Exercise:
Print out the entries below with no edits.

Records:
# # # # # # #
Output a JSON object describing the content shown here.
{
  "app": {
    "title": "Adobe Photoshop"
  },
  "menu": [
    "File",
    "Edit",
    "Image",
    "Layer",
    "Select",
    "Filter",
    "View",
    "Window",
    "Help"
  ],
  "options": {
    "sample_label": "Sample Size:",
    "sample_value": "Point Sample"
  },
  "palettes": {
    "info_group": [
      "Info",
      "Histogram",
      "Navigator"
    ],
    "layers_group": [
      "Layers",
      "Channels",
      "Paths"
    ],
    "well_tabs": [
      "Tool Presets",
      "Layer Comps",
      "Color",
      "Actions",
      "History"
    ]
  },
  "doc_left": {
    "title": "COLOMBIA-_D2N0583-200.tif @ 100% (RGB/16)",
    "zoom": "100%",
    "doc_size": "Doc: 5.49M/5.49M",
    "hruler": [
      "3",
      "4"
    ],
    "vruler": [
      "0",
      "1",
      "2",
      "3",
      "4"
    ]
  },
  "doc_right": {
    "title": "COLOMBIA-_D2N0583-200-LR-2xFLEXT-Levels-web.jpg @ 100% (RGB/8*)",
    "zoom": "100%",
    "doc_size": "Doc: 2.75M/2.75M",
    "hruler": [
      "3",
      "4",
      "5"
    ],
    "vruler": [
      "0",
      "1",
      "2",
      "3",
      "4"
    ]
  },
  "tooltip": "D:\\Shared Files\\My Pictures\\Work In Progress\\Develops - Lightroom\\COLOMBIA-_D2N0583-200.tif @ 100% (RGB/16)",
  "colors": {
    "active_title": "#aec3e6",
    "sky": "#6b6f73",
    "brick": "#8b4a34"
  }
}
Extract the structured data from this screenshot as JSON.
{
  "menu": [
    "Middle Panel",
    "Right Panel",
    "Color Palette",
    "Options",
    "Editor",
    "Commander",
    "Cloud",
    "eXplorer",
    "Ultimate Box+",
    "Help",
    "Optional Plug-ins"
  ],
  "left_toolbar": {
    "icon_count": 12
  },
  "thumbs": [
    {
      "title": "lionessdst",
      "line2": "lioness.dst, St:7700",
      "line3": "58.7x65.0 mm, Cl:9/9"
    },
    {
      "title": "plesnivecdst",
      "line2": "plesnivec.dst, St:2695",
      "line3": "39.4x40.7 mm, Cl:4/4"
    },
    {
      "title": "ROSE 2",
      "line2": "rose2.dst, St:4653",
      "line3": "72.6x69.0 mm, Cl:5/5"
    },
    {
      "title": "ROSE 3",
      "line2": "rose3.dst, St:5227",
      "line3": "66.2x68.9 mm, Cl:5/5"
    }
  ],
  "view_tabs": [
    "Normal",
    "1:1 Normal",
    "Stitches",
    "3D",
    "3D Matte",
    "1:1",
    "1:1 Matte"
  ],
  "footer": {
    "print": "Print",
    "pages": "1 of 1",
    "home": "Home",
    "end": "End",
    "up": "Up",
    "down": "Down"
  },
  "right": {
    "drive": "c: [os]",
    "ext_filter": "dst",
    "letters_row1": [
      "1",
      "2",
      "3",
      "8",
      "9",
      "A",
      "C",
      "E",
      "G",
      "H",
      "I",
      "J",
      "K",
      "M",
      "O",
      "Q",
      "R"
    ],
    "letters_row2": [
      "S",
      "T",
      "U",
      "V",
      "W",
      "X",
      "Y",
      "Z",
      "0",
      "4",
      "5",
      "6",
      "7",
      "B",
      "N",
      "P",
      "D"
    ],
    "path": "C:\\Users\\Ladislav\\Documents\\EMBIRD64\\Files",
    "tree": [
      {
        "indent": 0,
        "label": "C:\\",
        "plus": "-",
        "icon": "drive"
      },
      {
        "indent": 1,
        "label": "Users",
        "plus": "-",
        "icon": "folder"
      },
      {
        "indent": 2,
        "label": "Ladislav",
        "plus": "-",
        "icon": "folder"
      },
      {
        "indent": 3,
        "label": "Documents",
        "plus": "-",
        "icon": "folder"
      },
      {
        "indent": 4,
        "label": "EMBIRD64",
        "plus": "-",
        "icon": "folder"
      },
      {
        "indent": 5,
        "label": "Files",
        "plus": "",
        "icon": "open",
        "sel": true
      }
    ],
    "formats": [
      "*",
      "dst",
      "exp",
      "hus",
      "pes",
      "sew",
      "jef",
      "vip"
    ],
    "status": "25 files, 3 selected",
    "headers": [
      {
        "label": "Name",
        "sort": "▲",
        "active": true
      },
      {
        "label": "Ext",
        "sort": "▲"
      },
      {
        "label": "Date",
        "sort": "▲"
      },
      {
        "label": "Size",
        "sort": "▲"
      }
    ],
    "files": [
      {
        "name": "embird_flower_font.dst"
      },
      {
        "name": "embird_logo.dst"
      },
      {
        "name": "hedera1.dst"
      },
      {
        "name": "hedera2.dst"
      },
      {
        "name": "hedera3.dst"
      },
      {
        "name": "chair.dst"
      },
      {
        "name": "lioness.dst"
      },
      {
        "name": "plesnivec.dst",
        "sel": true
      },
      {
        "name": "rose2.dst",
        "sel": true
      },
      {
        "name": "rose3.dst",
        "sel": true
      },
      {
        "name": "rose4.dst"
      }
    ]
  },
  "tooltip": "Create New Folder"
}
# # # # # # #
Solution to this exercise:
Output a JSON object describing the content shown here.
{
  "app": {
    "title": "Adobe Photoshop"
  },
  "menu": [
    "File",
    "Edit",
    "Image",
    "Layer",
    "Select",
    "Filter",
    "View",
    "Window",
    "Help"
  ],
  "options": {
    "sample_label": "Sample Size:",
    "sample_value": "Point Sample"
  },
  "palettes": {
    "info_group": [
      "Info",
      "Histogram",
      "Navigator"
    ],
    "layers_group": [
      "Layers",
      "Channels",
      "Paths"
    ],
    "well_tabs": [
      "Tool Presets",
      "Layer Comps",
      "Color",
      "Actions",
      "History"
    ]
  },
  "doc_left": {
    "title": "COLOMBIA-_D2N0583-200.tif @ 100% (RGB/16)",
    "zoom": "100%",
    "doc_size": "Doc: 5.49M/5.49M",
    "hruler": [
      "3",
      "4"
    ],
    "vruler": [
      "0",
      "1",
      "2",
      "3",
      "4"
    ]
  },
  "doc_right": {
    "title": "COLOMBIA-_D2N0583-200-LR-2xFLEXT-Levels-web.jpg @ 100% (RGB/8*)",
    "zoom": "100%",
    "doc_size": "Doc: 2.75M/2.75M",
    "hruler": [
      "3",
      "4",
      "5"
    ],
    "vruler": [
      "0",
      "1",
      "2",
      "3",
      "4"
    ]
  },
  "tooltip": "D:\\Shared Files\\My Pictures\\Work In Progress\\Develops - Lightroom\\COLOMBIA-_D2N0583-200.tif @ 100% (RGB/16)",
  "colors": {
    "active_title": "#aec3e6",
    "sky": "#6b6f73",
    "brick": "#8b4a34"
  }
}
Extract the structured data from this screenshot as JSON.
{
  "menu": [
    "Middle Panel",
    "Right Panel",
    "Color Palette",
    "Options",
    "Editor",
    "Commander",
    "Cloud",
    "eXplorer",
    "Ultimate Box+",
    "Help",
    "Optional Plug-ins"
  ],
  "left_toolbar": {
    "icon_count": 12
  },
  "thumbs": [
    {
      "title": "lionessdst",
      "line2": "lioness.dst, St:7700",
      "line3": "58.7x65.0 mm, Cl:9/9"
    },
    {
      "title": "plesnivecdst",
      "line2": "plesnivec.dst, St:2695",
      "line3": "39.4x40.7 mm, Cl:4/4"
    },
    {
      "title": "ROSE 2",
      "line2": "rose2.dst, St:4653",
      "line3": "72.6x69.0 mm, Cl:5/5"
    },
    {
      "title": "ROSE 3",
      "line2": "rose3.dst, St:5227",
      "line3": "66.2x68.9 mm, Cl:5/5"
    }
  ],
  "view_tabs": [
    "Normal",
    "1:1 Normal",
    "Stitches",
    "3D",
    "3D Matte",
    "1:1",
    "1:1 Matte"
  ],
  "footer": {
    "print": "Print",
    "pages": "1 of 1",
    "home": "Home",
    "end": "End",
    "up": "Up",
    "down": "Down"
  },
  "right": {
    "drive": "c: [os]",
    "ext_filter": "dst",
    "letters_row1": [
      "1",
      "2",
      "3",
      "8",
      "9",
      "A",
      "C",
      "E",
      "G",
      "H",
      "I",
      "J",
      "K",
      "M",
      "O",
      "Q",
      "R"
    ],
    "letters_row2": [
      "S",
      "T",
      "U",
      "V",
      "W",
      "X",
      "Y",
      "Z",
      "0",
      "4",
      "5",
      "6",
      "7",
      "B",
      "N",
      "P",
      "D"
    ],
    "path": "C:\\Users\\Ladislav\\Documents\\EMBIRD64\\Files",
    "tree": [
      {
        "indent": 0,
        "label": "C:\\",
        "plus": "-",
        "icon": "drive"
      },
      {
        "indent": 1,
        "label": "Users",
        "plus": "-",
        "icon": "folder"
      },
      {
        "indent": 2,
        "label": "Ladislav",
        "plus": "-",
        "icon": "folder"
      },
      {
        "indent": 3,
        "label": "Documents",
        "plus": "-",
        "icon": "folder"
      },
      {
        "indent": 4,
        "label": "EMBIRD64",
        "plus": "-",
        "icon": "folder"
      },
      {
        "indent": 5,
        "label": "Files",
        "plus": "",
        "icon": "open",
        "sel": true
      }
    ],
    "formats": [
      "*",
      "dst",
      "exp",
      "hus",
      "pes",
      "sew",
      "jef",
      "vip"
    ],
    "status": "25 files, 3 selected",
    "headers": [
      {
        "label": "Name",
        "sort": "▲",
        "active": true
      },
      {
        "label": "Ext",
        "sort": "▲"
      },
      {
        "label": "Date",
        "sort": "▲"
      },
      {
        "label": "Size",
        "sort": "▲"
      }
    ],
    "files": [
      {
        "name": "embird_flower_font.dst"
      },
      {
        "name": "embird_logo.dst"
      },
      {
        "name": "hedera1.dst"
      },
      {
        "name": "hedera2.dst"
      },
      {
        "name": "hedera3.dst"
      },
      {
        "name": "chair.dst"
      },
      {
        "name": "lioness.dst"
      },
      {
        "name": "plesnivec.dst",
        "sel": true
      },
      {
        "name": "rose2.dst",
        "sel": true
      },
      {
        "name": "rose3.dst",
        "sel": true
      },
      {
        "name": "rose4.dst"
      }
    ]
  },
  "tooltip": "Create New Folder"
}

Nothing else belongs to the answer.